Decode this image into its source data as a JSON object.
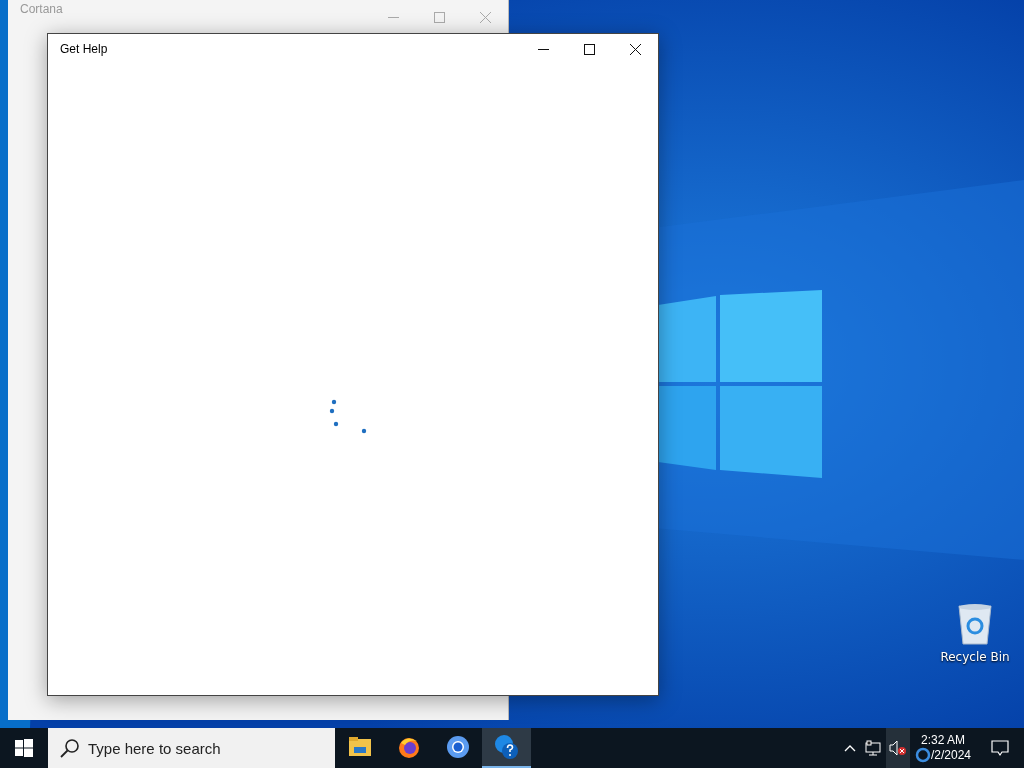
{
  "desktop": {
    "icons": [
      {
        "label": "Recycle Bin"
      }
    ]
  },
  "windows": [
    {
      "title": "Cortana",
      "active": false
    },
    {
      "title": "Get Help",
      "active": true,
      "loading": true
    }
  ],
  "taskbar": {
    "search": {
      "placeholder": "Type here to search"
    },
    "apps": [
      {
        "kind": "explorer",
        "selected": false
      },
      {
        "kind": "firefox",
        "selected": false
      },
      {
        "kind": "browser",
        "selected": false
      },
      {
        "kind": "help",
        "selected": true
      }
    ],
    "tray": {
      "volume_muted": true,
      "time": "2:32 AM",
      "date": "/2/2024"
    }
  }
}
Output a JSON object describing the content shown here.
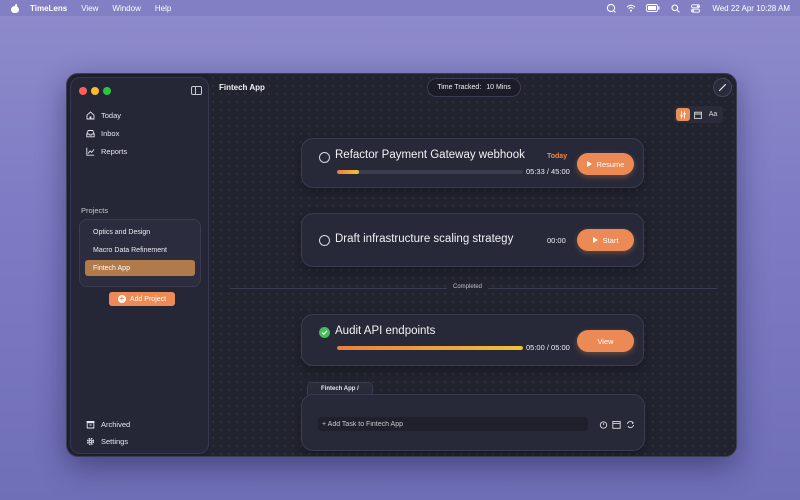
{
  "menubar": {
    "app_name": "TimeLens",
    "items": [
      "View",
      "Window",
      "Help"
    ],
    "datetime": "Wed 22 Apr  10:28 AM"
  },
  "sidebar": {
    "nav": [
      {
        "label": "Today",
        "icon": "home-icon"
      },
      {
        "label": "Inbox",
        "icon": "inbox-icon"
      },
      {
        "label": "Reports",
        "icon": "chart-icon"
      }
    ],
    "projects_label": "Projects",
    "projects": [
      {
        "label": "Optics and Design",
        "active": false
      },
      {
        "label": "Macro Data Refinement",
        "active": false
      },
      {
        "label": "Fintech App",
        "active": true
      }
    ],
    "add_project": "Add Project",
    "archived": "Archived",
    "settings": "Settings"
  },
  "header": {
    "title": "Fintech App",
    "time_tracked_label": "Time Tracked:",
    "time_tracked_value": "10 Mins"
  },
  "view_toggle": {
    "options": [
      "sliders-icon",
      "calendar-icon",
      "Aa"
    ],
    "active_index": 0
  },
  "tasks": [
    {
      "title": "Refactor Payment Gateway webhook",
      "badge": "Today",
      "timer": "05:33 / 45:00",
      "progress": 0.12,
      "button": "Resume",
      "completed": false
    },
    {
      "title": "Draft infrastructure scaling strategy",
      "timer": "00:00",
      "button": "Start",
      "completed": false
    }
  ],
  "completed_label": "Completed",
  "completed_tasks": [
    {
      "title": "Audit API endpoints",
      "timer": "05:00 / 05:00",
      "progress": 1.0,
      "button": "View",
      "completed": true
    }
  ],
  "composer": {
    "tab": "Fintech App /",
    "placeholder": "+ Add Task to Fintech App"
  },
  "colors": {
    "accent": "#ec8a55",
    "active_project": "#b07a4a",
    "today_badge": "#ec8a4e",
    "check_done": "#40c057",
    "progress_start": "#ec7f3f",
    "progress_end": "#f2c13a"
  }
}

EXERCISE DETAILS
Determine how many lines of the listing hold the word "Fintech" and reply with that figure alone.

THE SOLUTION
4